(Records from a data source)
+++

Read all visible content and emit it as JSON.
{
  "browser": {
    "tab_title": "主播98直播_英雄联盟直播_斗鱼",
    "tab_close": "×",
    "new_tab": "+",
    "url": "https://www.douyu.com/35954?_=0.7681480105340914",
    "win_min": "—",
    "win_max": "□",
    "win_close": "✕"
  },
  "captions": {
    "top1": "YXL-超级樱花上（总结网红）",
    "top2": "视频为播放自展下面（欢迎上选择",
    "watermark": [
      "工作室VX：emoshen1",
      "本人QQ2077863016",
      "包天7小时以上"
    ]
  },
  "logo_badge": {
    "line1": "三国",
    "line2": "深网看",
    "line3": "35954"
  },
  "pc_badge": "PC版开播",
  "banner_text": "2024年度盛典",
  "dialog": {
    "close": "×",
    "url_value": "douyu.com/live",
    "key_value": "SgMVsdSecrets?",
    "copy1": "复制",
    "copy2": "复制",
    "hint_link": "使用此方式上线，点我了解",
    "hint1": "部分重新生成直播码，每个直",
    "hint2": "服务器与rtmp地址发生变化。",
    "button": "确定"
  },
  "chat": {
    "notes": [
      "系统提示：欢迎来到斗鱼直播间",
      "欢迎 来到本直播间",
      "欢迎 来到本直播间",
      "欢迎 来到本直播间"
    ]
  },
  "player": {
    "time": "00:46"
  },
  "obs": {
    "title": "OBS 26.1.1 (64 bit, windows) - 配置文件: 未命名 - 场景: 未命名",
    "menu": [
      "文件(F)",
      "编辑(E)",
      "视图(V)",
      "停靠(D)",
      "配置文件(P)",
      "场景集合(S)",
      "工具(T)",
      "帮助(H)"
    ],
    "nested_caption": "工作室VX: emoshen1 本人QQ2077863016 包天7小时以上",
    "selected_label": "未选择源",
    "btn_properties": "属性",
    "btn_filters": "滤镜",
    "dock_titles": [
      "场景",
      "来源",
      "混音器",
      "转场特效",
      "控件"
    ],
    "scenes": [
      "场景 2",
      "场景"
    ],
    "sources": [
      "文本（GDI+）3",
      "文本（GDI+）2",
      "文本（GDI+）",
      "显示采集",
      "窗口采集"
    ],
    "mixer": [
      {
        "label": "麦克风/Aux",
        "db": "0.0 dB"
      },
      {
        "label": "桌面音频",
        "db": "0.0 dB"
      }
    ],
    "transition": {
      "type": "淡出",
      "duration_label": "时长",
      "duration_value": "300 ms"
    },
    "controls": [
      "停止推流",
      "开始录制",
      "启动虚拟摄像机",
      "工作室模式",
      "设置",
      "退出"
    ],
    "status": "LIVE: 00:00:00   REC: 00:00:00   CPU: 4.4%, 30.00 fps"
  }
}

+++

* _Exercise description_:
Copy every record above exactly as it appears.

* _Solution_:
Read all visible content and emit it as JSON.
{
  "browser": {
    "tab_title": "主播98直播_英雄联盟直播_斗鱼",
    "tab_close": "×",
    "new_tab": "+",
    "url": "https://www.douyu.com/35954?_=0.7681480105340914",
    "win_min": "—",
    "win_max": "□",
    "win_close": "✕"
  },
  "captions": {
    "top1": "YXL-超级樱花上（总结网红）",
    "top2": "视频为播放自展下面（欢迎上选择",
    "watermark": [
      "工作室VX：emoshen1",
      "本人QQ2077863016",
      "包天7小时以上"
    ]
  },
  "logo_badge": {
    "line1": "三国",
    "line2": "深网看",
    "line3": "35954"
  },
  "pc_badge": "PC版开播",
  "banner_text": "2024年度盛典",
  "dialog": {
    "close": "×",
    "url_value": "douyu.com/live",
    "key_value": "SgMVsdSecrets?",
    "copy1": "复制",
    "copy2": "复制",
    "hint_link": "使用此方式上线，点我了解",
    "hint1": "部分重新生成直播码，每个直",
    "hint2": "服务器与rtmp地址发生变化。",
    "button": "确定"
  },
  "chat": {
    "notes": [
      "系统提示：欢迎来到斗鱼直播间",
      "欢迎 来到本直播间",
      "欢迎 来到本直播间",
      "欢迎 来到本直播间"
    ]
  },
  "player": {
    "time": "00:46"
  },
  "obs": {
    "title": "OBS 26.1.1 (64 bit, windows) - 配置文件: 未命名 - 场景: 未命名",
    "menu": [
      "文件(F)",
      "编辑(E)",
      "视图(V)",
      "停靠(D)",
      "配置文件(P)",
      "场景集合(S)",
      "工具(T)",
      "帮助(H)"
    ],
    "nested_caption": "工作室VX: emoshen1 本人QQ2077863016 包天7小时以上",
    "selected_label": "未选择源",
    "btn_properties": "属性",
    "btn_filters": "滤镜",
    "dock_titles": [
      "场景",
      "来源",
      "混音器",
      "转场特效",
      "控件"
    ],
    "scenes": [
      "场景 2",
      "场景"
    ],
    "sources": [
      "文本（GDI+）3",
      "文本（GDI+）2",
      "文本（GDI+）",
      "显示采集",
      "窗口采集"
    ],
    "mixer": [
      {
        "label": "麦克风/Aux",
        "db": "0.0 dB"
      },
      {
        "label": "桌面音频",
        "db": "0.0 dB"
      }
    ],
    "transition": {
      "type": "淡出",
      "duration_label": "时长",
      "duration_value": "300 ms"
    },
    "controls": [
      "停止推流",
      "开始录制",
      "启动虚拟摄像机",
      "工作室模式",
      "设置",
      "退出"
    ],
    "status": "LIVE: 00:00:00   REC: 00:00:00   CPU: 4.4%, 30.00 fps"
  }
}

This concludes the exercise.